• RECORD EXCERPTS
▬▬▬▬▬▬▬▬▬▬

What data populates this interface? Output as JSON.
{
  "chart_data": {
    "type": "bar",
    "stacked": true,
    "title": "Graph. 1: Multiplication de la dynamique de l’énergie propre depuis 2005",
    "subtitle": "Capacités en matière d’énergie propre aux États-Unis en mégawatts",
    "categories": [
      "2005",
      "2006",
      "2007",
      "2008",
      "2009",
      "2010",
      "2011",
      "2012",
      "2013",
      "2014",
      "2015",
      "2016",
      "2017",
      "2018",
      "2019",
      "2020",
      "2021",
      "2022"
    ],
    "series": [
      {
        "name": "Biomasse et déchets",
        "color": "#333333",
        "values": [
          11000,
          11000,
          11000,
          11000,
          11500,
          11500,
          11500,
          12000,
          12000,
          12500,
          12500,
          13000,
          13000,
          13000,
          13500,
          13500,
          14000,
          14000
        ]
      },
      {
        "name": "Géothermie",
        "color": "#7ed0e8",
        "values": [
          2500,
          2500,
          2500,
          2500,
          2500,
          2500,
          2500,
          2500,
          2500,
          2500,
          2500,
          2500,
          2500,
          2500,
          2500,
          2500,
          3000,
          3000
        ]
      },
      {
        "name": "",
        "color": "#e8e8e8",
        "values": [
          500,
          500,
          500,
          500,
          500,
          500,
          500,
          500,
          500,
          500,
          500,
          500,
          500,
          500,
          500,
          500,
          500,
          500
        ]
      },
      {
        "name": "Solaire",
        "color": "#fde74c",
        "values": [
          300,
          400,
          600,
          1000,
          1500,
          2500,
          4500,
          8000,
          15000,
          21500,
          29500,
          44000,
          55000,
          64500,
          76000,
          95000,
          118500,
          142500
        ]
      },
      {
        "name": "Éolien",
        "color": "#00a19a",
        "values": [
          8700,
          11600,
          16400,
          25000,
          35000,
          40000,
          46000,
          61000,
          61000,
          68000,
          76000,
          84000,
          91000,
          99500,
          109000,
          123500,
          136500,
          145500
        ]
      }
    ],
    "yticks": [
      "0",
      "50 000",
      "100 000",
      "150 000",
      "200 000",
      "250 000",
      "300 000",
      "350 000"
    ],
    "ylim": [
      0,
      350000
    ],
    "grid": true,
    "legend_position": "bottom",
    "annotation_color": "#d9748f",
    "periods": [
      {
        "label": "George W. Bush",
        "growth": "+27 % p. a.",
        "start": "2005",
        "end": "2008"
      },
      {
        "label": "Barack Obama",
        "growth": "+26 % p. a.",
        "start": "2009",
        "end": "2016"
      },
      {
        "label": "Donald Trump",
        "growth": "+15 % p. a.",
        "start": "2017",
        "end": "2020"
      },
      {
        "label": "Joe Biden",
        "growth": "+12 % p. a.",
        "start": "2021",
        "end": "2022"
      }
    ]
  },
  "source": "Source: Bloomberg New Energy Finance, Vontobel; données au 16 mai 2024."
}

▬▬▬▬▬▬▬▬▬▬

• PROBLEM DETAILS
Gather each line of the records holding the string "propre".

• COMPLETE OUTPUT
    "title": "Graph. 1: Multiplication de la dynamique de l’énergie propre depuis 2005",
    "subtitle": "Capacités en matière d’énergie propre aux États-Unis en mégawatts",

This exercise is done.